### [Given data]
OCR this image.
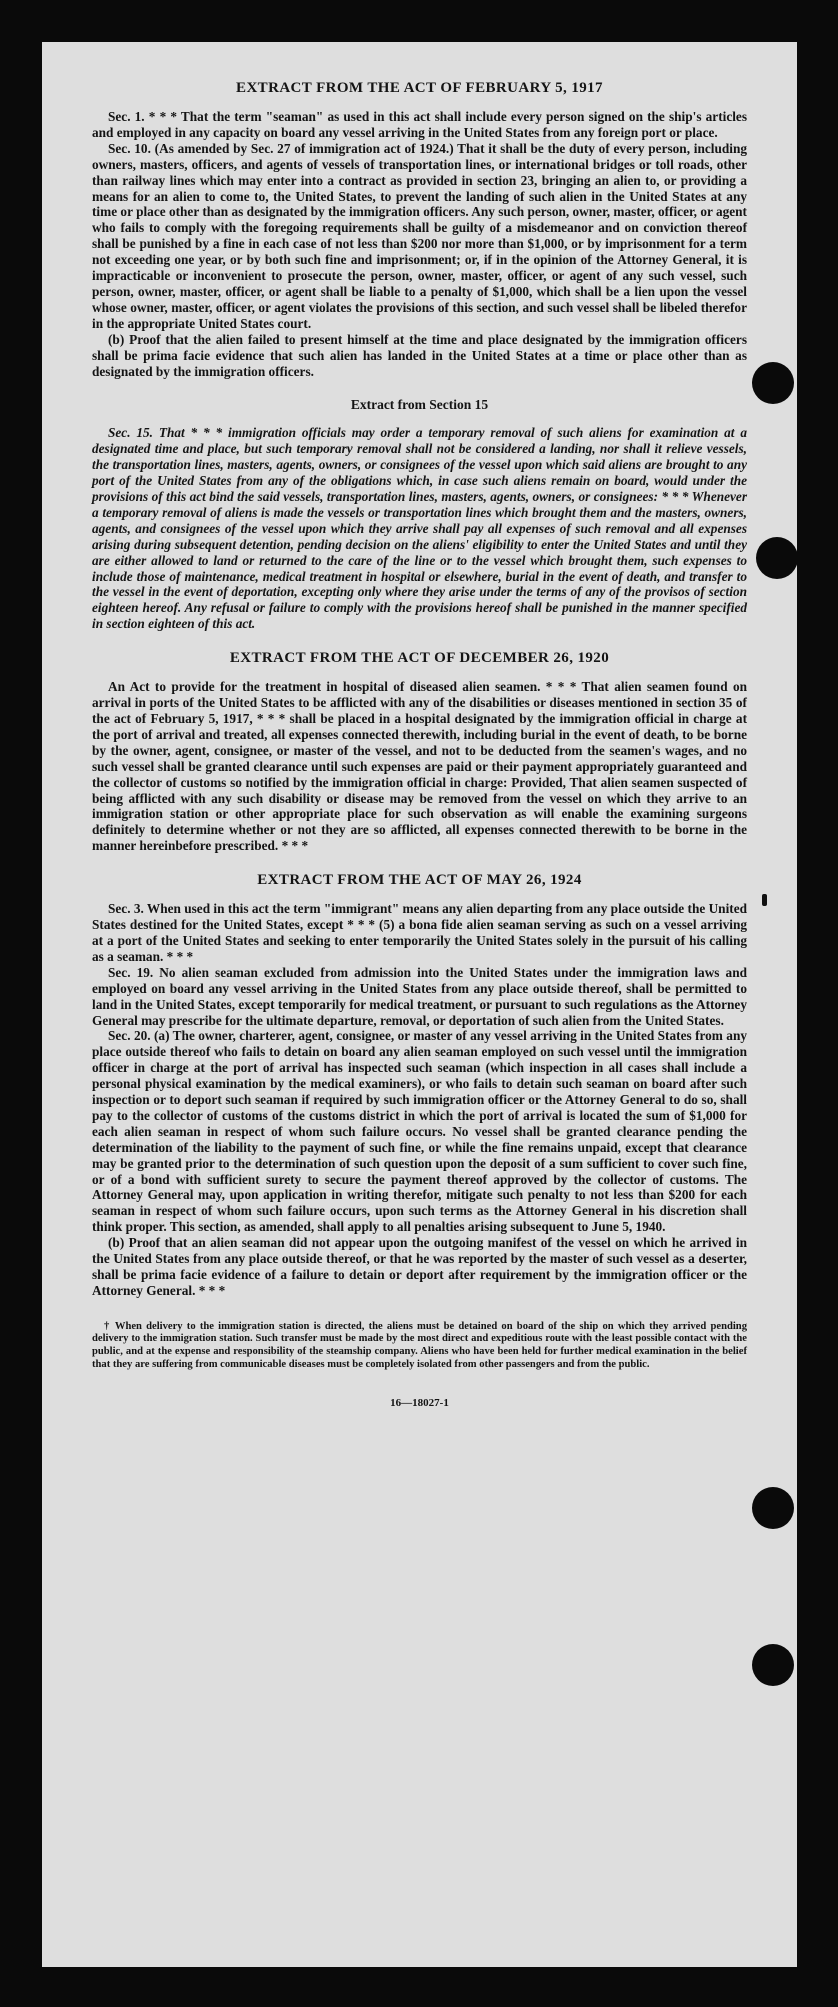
EXTRACT FROM THE ACT OF FEBRUARY 5, 1917

Sec. 1. * * * That the term "seaman" as used in this act shall include every person signed on the ship's articles and employed in any capacity on board any vessel arriving in the United States from any foreign port or place.

Sec. 10. (As amended by Sec. 27 of immigration act of 1924.) That it shall be the duty of every person, including owners, masters, officers, and agents of vessels of transportation lines, or international bridges or toll roads, other than railway lines which may enter into a contract as provided in section 23, bringing an alien to, or providing a means for an alien to come to, the United States, to prevent the landing of such alien in the United States at any time or place other than as designated by the immigration officers. Any such person, owner, master, officer, or agent who fails to comply with the foregoing requirements shall be guilty of a misdemeanor and on conviction thereof shall be punished by a fine in each case of not less than $200 nor more than $1,000, or by imprisonment for a term not exceeding one year, or by both such fine and imprisonment; or, if in the opinion of the Attorney General, it is impracticable or inconvenient to prosecute the person, owner, master, officer, or agent of any such vessel, such person, owner, master, officer, or agent shall be liable to a penalty of $1,000, which shall be a lien upon the vessel whose owner, master, officer, or agent violates the provisions of this section, and such vessel shall be libeled therefor in the appropriate United States court.

(b) Proof that the alien failed to present himself at the time and place designated by the immigration officers shall be prima facie evidence that such alien has landed in the United States at a time or place other than as designated by the immigration officers.

Extract from Section 15

Sec. 15. That * * * immigration officials may order a temporary removal of such aliens for examination at a designated time and place, but such temporary removal shall not be considered a landing, nor shall it relieve vessels, the transportation lines, masters, agents, owners, or consignees of the vessel upon which said aliens are brought to any port of the United States from any of the obligations which, in case such aliens remain on board, would under the provisions of this act bind the said vessels, transportation lines, masters, agents, owners, or consignees: * * * Whenever a temporary removal of aliens is made the vessels or transportation lines which brought them and the masters, owners, agents, and consignees of the vessel upon which they arrive shall pay all expenses of such removal and all expenses arising during subsequent detention, pending decision on the aliens' eligibility to enter the United States and until they are either allowed to land or returned to the care of the line or to the vessel which brought them, such expenses to include those of maintenance, medical treatment in hospital or elsewhere, burial in the event of death, and transfer to the vessel in the event of deportation, excepting only where they arise under the terms of any of the provisos of section eighteen hereof. Any refusal or failure to comply with the provisions hereof shall be punished in the manner specified in section eighteen of this act.

EXTRACT FROM THE ACT OF DECEMBER 26, 1920

An Act to provide for the treatment in hospital of diseased alien seamen. * * * That alien seamen found on arrival in ports of the United States to be afflicted with any of the disabilities or diseases mentioned in section 35 of the act of February 5, 1917, * * * shall be placed in a hospital designated by the immigration official in charge at the port of arrival and treated, all expenses connected therewith, including burial in the event of death, to be borne by the owner, agent, consignee, or master of the vessel, and not to be deducted from the seamen's wages, and no such vessel shall be granted clearance until such expenses are paid or their payment appropriately guaranteed and the collector of customs so notified by the immigration official in charge: Provided, That alien seamen suspected of being afflicted with any such disability or disease may be removed from the vessel on which they arrive to an immigration station or other appropriate place for such observation as will enable the examining surgeons definitely to determine whether or not they are so afflicted, all expenses connected therewith to be borne in the manner hereinbefore prescribed. * * *

EXTRACT FROM THE ACT OF MAY 26, 1924

Sec. 3. When used in this act the term "immigrant" means any alien departing from any place outside the United States destined for the United States, except * * * (5) a bona fide alien seaman serving as such on a vessel arriving at a port of the United States and seeking to enter temporarily the United States solely in the pursuit of his calling as a seaman. * * *

Sec. 19. No alien seaman excluded from admission into the United States under the immigration laws and employed on board any vessel arriving in the United States from any place outside thereof, shall be permitted to land in the United States, except temporarily for medical treatment, or pursuant to such regulations as the Attorney General may prescribe for the ultimate departure, removal, or deportation of such alien from the United States.

Sec. 20. (a) The owner, charterer, agent, consignee, or master of any vessel arriving in the United States from any place outside thereof who fails to detain on board any alien seaman employed on such vessel until the immigration officer in charge at the port of arrival has inspected such seaman (which inspection in all cases shall include a personal physical examination by the medical examiners), or who fails to detain such seaman on board after such inspection or to deport such seaman if required by such immigration officer or the Attorney General to do so, shall pay to the collector of customs of the customs district in which the port of arrival is located the sum of $1,000 for each alien seaman in respect of whom such failure occurs. No vessel shall be granted clearance pending the determination of the liability to the payment of such fine, or while the fine remains unpaid, except that clearance may be granted prior to the determination of such question upon the deposit of a sum sufficient to cover such fine, or of a bond with sufficient surety to secure the payment thereof approved by the collector of customs. The Attorney General may, upon application in writing therefor, mitigate such penalty to not less than $200 for each seaman in respect of whom such failure occurs, upon such terms as the Attorney General in his discretion shall think proper. This section, as amended, shall apply to all penalties arising subsequent to June 5, 1940.

(b) Proof that an alien seaman did not appear upon the outgoing manifest of the vessel on which he arrived in the United States from any place outside thereof, or that he was reported by the master of such vessel as a deserter, shall be prima facie evidence of a failure to detain or deport after requirement by the immigration officer or the Attorney General. * * *

† When delivery to the immigration station is directed, the aliens must be detained on board of the ship on which they arrived pending delivery to the immigration station. Such transfer must be made by the most direct and expeditious route with the least possible contact with the public, and at the expense and responsibility of the steamship company. Aliens who have been held for further medical examination in the belief that they are suffering from communicable diseases must be completely isolated from other passengers and from the public.

16—18027-1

### [What is being asked]
Search the preceding listing for "prima" and extract every line where it is found.

### [Final result]
(b) Proof that the alien failed to present himself at the time and place designated by the immigration officers shall be prima facie evidence that such alien has landed in the United States at a time or place other than as designated by the immigration officers.
(b) Proof that an alien seaman did not appear upon the outgoing manifest of the vessel on which he arrived in the United States from any place outside thereof, or that he was reported by the master of such vessel as a deserter, shall be prima facie evidence of a failure to detain or deport after requirement by the immigration officer or the Attorney General. * * *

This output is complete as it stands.